** Extracted information **
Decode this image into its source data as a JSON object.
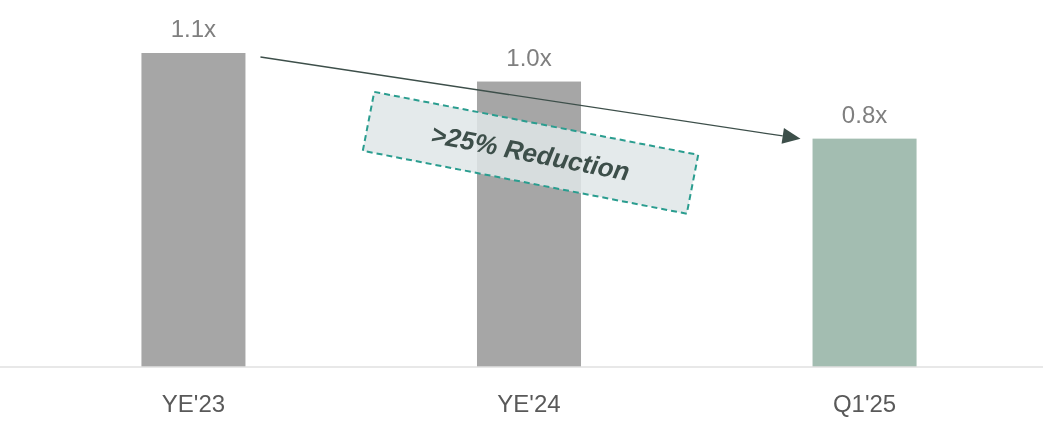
{
  "chart_data": {
    "type": "bar",
    "categories": [
      "YE'23",
      "YE'24",
      "Q1'25"
    ],
    "values": [
      1.1,
      1.0,
      0.8
    ],
    "colors": [
      "#a6a6a6",
      "#a6a6a6",
      "#a3bdb1"
    ],
    "value_labels": [
      "1.1x",
      "1.0x",
      "0.8x"
    ],
    "annotations": [
      ">25% Reduction"
    ]
  }
}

** Instruction **
Restate the full listing verbatim and drop every picture.

** Reply to the task **
Decode this image into its source data as a JSON object.
{
  "chart_data": {
    "type": "bar",
    "categories": [
      "YE'23",
      "YE'24",
      "Q1'25"
    ],
    "values": [
      1.1,
      1.0,
      0.8
    ],
    "colors": [
      "#a6a6a6",
      "#a6a6a6",
      "#a3bdb1"
    ],
    "value_labels": [
      "1.1x",
      "1.0x",
      "0.8x"
    ],
    "annotations": [
      ">25% Reduction"
    ]
  }
}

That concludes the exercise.